Stored items from a collection
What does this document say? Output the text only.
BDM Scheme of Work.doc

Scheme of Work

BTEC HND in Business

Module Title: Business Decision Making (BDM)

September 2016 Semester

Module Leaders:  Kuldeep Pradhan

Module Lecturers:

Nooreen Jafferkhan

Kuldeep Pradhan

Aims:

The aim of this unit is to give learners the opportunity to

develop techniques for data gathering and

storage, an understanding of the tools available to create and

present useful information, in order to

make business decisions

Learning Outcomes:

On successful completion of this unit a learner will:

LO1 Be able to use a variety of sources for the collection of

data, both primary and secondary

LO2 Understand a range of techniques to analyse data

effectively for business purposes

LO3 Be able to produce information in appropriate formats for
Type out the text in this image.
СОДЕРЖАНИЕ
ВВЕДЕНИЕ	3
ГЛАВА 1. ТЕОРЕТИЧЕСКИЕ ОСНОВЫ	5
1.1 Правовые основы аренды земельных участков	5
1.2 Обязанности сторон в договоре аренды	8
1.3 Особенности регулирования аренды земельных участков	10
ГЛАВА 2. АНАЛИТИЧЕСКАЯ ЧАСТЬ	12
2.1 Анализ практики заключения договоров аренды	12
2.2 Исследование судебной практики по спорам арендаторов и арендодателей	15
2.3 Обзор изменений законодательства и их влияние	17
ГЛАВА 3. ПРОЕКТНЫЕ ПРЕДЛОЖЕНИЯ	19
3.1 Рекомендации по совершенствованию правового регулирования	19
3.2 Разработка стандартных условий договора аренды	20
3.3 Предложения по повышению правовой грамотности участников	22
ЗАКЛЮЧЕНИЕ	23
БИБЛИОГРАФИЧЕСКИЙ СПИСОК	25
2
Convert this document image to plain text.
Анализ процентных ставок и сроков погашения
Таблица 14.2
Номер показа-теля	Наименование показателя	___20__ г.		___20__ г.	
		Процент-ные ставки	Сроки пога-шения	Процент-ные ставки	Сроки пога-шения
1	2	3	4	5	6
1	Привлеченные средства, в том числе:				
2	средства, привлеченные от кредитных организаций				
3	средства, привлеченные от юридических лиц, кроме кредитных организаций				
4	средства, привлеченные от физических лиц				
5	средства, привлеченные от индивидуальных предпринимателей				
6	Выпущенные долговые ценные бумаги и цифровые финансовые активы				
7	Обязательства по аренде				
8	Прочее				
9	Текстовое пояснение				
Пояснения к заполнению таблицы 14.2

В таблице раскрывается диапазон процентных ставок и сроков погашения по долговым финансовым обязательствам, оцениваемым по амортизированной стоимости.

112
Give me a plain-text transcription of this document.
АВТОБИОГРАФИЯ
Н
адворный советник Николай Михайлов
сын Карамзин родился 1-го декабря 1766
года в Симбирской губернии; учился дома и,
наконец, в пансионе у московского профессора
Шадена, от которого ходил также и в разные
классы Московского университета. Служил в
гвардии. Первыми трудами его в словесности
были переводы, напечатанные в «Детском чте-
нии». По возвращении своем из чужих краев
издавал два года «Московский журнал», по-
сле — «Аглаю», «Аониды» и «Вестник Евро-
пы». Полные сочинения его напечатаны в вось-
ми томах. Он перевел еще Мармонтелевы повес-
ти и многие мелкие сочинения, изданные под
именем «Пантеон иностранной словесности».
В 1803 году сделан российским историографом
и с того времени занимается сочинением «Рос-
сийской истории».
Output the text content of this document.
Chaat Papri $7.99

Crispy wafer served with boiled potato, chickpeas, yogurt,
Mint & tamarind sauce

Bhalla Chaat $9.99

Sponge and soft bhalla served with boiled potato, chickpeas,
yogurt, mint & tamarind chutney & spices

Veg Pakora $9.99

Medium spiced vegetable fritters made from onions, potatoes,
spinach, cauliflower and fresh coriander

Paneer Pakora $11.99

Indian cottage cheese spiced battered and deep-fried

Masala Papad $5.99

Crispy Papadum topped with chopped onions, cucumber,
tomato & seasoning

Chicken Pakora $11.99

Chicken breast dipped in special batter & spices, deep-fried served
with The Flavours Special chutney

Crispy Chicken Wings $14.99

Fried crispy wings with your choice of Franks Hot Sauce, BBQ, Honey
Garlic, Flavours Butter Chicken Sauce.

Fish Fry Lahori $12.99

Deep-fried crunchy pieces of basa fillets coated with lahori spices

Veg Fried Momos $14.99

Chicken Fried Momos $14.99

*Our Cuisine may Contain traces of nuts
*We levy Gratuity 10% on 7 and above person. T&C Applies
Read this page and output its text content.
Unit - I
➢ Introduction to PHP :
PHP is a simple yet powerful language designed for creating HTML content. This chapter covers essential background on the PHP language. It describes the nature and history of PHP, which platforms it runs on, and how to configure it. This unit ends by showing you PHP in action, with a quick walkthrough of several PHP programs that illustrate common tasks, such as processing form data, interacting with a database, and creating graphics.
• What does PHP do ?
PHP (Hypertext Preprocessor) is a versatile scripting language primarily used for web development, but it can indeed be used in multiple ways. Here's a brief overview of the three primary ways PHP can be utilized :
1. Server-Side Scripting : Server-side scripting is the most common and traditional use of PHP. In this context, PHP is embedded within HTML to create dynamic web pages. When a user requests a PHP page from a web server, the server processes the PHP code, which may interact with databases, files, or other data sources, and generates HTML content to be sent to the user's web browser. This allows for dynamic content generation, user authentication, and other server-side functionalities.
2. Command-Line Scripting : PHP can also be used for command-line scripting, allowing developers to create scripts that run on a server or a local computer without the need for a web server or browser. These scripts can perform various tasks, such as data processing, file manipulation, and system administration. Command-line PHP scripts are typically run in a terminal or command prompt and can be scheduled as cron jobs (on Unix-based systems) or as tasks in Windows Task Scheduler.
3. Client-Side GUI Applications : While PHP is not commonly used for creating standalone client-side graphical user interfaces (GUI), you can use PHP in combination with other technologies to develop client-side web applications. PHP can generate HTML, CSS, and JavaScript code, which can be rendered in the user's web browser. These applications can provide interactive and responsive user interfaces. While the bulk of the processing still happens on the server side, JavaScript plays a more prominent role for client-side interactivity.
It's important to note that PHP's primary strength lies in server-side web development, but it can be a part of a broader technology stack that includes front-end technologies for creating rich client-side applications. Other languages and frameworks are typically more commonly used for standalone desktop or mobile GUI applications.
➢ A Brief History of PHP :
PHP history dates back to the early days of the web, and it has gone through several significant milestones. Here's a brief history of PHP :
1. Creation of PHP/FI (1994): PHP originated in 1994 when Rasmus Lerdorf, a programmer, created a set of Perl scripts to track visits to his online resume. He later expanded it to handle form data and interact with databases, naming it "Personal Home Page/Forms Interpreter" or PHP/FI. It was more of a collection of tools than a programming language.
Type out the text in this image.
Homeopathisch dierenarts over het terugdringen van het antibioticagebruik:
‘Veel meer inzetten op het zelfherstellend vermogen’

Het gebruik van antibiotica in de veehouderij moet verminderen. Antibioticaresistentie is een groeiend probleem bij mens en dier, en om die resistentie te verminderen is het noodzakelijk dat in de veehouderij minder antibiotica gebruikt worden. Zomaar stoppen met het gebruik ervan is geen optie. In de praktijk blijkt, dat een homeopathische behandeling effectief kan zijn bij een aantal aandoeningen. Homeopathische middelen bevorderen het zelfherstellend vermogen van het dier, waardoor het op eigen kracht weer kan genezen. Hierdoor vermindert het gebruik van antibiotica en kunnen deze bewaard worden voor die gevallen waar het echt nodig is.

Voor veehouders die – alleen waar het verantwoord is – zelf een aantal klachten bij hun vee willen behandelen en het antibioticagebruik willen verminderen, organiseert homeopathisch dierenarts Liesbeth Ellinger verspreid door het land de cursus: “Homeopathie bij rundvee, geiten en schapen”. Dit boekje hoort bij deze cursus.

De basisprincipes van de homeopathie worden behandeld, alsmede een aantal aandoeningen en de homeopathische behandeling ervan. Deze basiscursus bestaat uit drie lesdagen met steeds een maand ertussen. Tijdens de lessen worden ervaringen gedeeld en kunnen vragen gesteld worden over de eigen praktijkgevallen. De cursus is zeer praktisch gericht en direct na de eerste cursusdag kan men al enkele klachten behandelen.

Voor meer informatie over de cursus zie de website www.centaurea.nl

## Given instruction
Sift through the entries and copy every line with "ставок".

## Final result
Анализ процентных ставок и сроков погашения
В таблице раскрывается диапазон процентных ставок и сроков погашения по долговым финансовым обязательствам, оцениваемым по амортизированной стоимости.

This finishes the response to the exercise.